* MATERIAL *

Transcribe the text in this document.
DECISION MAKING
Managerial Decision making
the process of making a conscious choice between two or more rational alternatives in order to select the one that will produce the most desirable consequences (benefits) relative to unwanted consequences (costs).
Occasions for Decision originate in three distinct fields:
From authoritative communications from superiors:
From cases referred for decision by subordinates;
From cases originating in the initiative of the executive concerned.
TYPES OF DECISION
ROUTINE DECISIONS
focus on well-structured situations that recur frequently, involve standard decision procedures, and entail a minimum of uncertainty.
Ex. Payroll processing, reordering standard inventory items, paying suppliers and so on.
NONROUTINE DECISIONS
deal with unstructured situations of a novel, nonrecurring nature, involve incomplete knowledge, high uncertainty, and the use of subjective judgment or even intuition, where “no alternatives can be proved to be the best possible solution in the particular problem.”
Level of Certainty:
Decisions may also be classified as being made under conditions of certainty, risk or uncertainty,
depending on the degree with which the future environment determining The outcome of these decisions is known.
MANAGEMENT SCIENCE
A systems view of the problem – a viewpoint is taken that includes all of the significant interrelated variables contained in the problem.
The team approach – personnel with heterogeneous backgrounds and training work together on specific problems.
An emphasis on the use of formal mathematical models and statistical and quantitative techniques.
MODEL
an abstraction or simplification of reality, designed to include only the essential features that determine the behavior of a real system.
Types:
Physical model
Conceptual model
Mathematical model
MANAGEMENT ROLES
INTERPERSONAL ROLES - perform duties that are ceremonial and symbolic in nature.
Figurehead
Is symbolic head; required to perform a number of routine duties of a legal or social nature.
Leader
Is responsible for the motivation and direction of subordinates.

* TASK *
Select and copy each line from the data that includes the word "perform".

* SOLVED PROBLEM *
INTERPERSONAL ROLES - perform duties that are ceremonial and symbolic in nature.
Is symbolic head; required to perform a number of routine duties of a legal or social nature.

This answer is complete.